**EXERCISE OBJECTIVE**
Wherever the string "name" appears in a line, extract that line.
#### WORKING DATA
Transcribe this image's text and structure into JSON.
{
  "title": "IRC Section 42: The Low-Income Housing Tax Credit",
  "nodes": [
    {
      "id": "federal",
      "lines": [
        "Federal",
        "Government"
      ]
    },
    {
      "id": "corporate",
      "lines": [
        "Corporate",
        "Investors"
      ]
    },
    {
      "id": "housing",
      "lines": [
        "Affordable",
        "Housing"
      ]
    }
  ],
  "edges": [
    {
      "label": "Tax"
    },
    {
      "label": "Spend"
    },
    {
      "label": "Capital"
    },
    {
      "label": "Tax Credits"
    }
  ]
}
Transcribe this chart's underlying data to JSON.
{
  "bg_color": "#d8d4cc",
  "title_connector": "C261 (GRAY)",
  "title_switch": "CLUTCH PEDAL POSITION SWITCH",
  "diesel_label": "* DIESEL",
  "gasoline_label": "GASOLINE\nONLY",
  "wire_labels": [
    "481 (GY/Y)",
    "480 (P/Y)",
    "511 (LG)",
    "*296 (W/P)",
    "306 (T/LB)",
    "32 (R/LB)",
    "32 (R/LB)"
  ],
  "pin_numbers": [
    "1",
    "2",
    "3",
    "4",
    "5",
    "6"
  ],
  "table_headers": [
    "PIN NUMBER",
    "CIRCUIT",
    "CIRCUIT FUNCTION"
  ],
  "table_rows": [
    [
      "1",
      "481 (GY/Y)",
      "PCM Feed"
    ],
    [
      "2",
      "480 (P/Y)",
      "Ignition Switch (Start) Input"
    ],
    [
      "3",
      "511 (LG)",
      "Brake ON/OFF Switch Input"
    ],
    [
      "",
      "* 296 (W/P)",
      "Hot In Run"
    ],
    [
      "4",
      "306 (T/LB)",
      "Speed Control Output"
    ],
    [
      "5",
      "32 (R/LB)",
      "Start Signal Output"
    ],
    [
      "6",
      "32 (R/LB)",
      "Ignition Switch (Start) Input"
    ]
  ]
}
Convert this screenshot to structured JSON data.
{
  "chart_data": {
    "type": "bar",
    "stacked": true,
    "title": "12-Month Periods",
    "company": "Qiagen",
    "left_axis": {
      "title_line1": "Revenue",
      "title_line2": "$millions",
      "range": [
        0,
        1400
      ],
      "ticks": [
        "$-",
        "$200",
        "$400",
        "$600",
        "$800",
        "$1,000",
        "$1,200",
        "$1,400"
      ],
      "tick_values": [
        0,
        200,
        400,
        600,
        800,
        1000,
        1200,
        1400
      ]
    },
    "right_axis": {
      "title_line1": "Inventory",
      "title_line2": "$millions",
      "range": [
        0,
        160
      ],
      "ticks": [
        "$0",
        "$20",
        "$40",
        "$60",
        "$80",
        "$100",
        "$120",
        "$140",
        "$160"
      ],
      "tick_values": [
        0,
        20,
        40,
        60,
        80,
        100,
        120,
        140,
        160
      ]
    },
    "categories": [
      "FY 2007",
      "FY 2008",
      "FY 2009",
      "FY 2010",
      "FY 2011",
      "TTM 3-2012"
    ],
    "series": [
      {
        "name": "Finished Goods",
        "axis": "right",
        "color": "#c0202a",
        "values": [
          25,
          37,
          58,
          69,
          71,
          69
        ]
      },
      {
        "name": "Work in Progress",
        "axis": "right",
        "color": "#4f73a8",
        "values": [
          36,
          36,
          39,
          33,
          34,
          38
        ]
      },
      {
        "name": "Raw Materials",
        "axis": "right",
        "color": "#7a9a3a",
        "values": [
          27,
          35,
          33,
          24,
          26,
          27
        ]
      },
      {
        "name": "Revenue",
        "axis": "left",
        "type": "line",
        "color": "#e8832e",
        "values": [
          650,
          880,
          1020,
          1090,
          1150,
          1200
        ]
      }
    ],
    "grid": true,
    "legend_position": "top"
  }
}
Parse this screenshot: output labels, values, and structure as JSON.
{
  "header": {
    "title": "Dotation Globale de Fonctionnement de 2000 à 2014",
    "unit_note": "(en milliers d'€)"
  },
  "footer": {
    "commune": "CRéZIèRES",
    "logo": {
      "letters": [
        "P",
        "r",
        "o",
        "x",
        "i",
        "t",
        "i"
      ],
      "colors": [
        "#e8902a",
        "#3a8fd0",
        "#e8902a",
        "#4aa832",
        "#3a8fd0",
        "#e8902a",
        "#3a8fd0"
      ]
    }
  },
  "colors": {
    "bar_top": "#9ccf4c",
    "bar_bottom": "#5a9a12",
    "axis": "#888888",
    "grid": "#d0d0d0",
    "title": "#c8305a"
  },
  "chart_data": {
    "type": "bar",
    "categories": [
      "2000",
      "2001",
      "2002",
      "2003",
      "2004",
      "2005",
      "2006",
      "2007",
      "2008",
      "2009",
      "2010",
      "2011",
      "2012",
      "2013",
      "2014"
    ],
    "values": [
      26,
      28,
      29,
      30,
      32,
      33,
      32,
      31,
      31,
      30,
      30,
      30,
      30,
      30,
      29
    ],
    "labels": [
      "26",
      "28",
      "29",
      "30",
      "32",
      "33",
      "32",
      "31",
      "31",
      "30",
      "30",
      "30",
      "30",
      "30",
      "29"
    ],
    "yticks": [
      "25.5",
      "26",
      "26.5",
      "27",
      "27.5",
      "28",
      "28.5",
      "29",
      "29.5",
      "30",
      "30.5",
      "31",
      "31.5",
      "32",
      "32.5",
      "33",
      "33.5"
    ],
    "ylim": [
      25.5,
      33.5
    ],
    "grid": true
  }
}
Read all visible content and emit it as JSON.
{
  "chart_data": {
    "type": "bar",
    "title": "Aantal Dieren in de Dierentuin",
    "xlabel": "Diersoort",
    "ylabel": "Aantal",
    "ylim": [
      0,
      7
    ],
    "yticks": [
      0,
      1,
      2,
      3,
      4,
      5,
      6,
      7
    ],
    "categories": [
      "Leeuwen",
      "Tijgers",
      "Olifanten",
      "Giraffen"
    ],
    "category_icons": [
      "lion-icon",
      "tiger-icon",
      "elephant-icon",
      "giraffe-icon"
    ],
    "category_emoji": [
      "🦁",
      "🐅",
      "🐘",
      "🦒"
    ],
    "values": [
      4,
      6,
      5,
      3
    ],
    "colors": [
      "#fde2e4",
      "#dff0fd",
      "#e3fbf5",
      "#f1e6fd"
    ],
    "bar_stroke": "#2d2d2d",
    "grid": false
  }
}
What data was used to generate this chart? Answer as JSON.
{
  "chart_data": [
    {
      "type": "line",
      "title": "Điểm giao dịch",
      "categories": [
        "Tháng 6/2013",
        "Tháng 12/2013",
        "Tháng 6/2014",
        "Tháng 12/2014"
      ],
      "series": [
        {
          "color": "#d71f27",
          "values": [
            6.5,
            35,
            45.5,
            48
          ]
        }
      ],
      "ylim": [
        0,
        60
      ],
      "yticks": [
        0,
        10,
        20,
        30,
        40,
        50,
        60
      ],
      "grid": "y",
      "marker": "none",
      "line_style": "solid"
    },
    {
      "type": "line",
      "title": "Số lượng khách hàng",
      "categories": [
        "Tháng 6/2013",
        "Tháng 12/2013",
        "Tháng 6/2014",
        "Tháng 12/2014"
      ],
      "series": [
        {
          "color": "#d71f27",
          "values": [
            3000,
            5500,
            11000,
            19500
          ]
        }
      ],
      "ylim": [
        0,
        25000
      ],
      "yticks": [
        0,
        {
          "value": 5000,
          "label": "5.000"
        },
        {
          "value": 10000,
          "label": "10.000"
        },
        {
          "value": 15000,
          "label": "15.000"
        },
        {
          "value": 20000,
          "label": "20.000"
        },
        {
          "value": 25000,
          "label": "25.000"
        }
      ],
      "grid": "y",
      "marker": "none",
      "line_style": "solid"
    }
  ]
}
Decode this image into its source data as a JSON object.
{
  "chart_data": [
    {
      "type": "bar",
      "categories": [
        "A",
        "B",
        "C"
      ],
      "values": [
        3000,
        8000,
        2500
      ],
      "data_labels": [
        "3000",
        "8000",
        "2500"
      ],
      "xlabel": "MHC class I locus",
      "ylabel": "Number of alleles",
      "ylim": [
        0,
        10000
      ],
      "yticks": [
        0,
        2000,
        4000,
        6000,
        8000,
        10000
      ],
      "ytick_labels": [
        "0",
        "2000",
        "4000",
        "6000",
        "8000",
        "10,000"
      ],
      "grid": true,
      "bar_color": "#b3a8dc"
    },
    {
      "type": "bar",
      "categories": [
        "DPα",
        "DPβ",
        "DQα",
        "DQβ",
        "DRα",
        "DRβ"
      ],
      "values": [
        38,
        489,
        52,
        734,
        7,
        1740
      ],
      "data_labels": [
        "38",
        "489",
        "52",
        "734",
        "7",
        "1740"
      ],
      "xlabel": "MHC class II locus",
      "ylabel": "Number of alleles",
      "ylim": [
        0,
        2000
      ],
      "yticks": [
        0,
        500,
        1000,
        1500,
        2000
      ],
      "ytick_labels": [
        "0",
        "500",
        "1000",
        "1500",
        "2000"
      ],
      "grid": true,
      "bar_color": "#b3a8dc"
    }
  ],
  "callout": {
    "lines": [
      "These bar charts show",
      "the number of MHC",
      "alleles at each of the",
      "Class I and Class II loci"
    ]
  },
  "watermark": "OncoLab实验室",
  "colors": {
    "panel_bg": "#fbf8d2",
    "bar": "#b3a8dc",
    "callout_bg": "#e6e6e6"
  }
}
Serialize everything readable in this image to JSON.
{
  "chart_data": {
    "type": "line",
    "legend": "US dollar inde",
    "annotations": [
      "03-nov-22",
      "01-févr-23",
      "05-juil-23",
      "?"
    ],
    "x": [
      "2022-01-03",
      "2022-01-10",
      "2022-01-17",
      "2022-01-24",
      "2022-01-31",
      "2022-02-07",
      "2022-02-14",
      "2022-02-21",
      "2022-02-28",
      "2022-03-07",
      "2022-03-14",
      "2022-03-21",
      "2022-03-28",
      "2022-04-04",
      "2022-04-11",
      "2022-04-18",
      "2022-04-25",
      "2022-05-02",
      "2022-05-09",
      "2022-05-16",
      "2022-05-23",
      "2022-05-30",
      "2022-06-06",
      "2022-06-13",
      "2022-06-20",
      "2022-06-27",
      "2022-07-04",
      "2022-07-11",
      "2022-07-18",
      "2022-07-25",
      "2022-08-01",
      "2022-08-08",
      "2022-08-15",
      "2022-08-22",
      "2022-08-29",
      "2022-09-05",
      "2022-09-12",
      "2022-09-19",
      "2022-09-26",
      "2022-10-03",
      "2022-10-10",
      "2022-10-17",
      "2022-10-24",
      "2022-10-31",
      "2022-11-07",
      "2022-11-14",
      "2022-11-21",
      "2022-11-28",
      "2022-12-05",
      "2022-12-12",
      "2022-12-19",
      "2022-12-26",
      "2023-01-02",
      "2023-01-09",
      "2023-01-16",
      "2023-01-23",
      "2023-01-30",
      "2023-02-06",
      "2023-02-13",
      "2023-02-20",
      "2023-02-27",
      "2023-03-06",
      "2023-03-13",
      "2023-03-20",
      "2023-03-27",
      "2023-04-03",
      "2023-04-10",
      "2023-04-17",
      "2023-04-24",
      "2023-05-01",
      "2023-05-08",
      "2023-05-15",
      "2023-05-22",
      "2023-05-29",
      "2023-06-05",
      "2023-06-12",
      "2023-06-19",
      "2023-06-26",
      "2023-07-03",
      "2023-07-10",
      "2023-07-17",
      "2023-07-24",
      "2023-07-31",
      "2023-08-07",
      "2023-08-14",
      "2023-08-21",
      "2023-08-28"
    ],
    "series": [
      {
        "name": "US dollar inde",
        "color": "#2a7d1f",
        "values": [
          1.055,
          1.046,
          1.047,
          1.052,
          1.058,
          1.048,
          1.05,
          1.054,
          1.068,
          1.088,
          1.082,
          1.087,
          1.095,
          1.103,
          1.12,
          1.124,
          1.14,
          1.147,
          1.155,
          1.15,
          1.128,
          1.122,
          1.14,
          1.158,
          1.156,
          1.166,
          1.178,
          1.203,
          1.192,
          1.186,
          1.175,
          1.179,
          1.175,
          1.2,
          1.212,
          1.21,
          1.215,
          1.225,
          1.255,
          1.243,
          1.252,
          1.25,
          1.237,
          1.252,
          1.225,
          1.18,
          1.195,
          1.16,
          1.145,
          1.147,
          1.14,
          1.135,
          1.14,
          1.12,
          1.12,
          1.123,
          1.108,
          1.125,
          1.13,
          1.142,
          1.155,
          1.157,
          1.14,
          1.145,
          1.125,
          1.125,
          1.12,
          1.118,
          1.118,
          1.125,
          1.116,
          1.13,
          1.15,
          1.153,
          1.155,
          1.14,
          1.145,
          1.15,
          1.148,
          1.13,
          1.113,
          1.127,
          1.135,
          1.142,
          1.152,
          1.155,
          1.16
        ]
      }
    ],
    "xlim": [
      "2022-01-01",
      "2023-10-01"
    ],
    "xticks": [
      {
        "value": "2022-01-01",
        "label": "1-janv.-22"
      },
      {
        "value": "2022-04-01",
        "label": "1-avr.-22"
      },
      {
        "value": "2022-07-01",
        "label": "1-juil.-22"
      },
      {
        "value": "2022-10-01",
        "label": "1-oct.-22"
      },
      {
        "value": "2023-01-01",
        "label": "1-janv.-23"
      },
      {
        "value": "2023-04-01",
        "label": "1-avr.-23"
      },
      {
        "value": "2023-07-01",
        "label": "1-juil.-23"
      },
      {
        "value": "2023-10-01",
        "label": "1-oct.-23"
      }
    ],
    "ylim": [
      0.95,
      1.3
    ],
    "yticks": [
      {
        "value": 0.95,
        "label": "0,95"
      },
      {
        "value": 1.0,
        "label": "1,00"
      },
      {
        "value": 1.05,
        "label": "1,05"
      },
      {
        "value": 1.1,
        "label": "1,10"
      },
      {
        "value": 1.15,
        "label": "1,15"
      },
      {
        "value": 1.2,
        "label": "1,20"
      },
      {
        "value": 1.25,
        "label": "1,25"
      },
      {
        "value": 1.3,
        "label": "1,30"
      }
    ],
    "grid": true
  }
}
########
**EXERCISE RESPONSE**
        "name": "Finished Goods",
        "name": "Work in Progress",
        "name": "Raw Materials",
        "name": "Revenue",
        "name": "US dollar inde",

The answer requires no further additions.